# start of Data supplied

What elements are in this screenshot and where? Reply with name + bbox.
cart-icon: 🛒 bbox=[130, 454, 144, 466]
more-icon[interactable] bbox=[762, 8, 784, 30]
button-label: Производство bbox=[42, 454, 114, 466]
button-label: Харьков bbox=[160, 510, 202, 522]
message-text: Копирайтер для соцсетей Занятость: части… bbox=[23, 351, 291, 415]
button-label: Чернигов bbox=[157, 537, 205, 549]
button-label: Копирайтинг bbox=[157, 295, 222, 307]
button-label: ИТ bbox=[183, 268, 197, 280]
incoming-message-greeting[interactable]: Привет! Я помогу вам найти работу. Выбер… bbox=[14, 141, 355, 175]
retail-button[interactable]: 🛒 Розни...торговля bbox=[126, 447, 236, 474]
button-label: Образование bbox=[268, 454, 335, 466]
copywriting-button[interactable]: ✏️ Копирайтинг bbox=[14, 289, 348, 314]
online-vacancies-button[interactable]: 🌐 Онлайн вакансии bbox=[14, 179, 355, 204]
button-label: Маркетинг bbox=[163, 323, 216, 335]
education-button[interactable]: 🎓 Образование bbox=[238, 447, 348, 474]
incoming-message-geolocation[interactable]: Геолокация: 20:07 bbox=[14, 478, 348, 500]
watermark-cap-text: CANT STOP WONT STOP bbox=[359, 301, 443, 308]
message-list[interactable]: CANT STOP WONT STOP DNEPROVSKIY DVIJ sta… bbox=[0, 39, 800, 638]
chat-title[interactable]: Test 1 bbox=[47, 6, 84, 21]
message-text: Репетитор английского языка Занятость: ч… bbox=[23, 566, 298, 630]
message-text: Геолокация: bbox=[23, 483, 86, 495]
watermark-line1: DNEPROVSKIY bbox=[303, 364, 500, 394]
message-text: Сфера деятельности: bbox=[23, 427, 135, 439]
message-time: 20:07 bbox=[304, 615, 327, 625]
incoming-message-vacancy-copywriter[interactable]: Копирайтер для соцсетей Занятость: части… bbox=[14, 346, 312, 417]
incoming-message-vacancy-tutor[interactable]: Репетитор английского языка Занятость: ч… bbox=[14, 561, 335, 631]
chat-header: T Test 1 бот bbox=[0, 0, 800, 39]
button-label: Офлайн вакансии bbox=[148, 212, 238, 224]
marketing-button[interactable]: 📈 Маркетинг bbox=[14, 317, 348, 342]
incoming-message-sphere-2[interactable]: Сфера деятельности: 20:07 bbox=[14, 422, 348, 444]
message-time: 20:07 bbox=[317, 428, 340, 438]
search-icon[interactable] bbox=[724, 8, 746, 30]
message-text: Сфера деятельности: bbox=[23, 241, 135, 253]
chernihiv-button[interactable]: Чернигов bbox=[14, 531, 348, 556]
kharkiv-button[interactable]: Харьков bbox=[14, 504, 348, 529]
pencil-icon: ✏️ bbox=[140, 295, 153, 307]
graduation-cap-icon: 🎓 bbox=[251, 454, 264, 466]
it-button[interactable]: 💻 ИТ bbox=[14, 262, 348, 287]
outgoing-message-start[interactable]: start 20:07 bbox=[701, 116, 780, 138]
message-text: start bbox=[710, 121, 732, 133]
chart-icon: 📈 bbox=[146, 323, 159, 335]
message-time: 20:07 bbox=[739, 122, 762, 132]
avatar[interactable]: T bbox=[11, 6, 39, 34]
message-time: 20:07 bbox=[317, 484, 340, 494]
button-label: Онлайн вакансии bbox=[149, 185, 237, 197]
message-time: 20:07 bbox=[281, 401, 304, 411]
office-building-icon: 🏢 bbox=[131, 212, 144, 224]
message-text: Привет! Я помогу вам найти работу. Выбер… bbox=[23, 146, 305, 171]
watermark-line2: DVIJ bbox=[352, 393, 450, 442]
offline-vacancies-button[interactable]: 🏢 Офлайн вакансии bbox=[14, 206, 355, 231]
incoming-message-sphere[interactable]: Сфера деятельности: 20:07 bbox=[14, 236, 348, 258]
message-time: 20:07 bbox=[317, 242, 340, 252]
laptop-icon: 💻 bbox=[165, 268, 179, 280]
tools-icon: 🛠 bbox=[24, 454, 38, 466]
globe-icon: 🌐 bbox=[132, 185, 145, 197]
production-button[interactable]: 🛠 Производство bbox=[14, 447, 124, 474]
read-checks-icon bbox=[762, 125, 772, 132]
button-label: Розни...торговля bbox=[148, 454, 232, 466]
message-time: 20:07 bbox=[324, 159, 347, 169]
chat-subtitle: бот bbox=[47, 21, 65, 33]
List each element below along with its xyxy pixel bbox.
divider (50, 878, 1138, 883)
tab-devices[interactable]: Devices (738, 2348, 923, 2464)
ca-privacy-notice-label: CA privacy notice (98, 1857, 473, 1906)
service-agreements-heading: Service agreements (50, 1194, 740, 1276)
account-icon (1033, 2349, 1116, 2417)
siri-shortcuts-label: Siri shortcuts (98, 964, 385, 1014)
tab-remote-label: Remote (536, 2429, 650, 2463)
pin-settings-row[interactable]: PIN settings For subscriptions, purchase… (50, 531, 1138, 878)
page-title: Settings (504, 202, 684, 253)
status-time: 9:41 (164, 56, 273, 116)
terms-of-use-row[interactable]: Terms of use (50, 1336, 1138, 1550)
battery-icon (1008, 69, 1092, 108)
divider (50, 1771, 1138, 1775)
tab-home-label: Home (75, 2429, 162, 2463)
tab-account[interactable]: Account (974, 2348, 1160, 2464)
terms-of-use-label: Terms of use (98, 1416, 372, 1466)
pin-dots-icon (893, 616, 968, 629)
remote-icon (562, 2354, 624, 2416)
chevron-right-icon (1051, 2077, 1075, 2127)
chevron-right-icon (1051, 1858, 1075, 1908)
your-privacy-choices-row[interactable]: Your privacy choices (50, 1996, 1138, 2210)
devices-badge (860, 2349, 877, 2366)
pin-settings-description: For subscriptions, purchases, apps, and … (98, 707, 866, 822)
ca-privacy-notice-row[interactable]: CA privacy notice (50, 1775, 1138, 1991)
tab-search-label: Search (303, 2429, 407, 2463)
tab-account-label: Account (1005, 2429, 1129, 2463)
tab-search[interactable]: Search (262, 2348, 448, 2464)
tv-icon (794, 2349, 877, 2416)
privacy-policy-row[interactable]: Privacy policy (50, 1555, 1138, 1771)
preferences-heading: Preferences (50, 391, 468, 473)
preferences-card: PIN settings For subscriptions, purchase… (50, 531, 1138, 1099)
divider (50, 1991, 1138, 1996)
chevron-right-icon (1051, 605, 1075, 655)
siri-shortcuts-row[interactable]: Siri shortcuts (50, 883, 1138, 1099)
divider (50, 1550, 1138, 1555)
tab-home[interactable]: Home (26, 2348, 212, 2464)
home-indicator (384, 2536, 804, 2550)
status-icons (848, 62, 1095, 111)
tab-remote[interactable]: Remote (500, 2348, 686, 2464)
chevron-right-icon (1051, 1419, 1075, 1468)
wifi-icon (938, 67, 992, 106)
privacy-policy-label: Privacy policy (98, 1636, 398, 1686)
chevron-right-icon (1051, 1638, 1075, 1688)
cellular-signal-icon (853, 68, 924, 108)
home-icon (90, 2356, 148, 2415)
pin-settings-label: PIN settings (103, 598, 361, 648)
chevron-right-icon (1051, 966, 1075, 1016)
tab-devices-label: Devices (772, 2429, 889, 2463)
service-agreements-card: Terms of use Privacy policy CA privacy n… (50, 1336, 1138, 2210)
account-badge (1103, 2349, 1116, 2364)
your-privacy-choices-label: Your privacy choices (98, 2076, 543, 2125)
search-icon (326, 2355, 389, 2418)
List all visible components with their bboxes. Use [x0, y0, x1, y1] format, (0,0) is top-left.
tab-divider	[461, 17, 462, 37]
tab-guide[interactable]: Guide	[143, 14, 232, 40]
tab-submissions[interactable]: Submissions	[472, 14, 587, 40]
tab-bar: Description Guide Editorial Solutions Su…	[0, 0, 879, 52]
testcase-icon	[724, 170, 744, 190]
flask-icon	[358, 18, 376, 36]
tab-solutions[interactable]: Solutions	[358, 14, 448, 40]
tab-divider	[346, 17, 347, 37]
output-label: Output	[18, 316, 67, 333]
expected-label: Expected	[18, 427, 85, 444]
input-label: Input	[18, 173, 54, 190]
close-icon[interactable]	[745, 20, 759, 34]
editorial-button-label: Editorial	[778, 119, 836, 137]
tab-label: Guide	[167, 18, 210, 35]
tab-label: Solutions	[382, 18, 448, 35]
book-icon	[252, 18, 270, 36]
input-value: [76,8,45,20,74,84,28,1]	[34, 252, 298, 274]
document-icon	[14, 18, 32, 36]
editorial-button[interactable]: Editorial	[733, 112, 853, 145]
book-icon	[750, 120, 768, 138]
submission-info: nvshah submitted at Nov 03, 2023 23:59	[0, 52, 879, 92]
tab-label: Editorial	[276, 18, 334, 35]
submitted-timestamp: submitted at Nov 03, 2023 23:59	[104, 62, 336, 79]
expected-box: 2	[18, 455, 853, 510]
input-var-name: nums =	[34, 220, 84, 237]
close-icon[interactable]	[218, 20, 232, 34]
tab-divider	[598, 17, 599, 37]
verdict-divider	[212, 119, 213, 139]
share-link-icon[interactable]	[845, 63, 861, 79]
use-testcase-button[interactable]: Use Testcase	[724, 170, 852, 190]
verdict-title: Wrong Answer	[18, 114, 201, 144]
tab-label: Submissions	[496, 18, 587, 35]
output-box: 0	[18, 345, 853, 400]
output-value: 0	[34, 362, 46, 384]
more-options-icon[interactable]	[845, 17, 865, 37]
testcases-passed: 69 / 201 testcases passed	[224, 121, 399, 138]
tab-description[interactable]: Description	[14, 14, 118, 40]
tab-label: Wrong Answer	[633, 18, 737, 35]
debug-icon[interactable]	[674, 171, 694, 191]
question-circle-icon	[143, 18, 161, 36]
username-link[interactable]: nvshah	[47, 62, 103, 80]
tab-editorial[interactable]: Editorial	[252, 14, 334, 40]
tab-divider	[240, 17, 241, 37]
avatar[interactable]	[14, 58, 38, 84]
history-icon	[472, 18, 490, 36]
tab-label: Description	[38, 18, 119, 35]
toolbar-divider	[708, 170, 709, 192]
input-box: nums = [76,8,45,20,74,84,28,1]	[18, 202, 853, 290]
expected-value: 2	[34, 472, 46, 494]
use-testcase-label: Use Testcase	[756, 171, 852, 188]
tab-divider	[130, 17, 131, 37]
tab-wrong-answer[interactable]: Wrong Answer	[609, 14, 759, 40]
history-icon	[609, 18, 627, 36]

# end of Data supplied

Return each line of the material above that contains the word "Answer", with every line copied in full.

verdict-title: Wrong Answer	[18, 114, 201, 144]
tab-label: Wrong Answer	[633, 18, 737, 35]
tab-wrong-answer[interactable]: Wrong Answer	[609, 14, 759, 40]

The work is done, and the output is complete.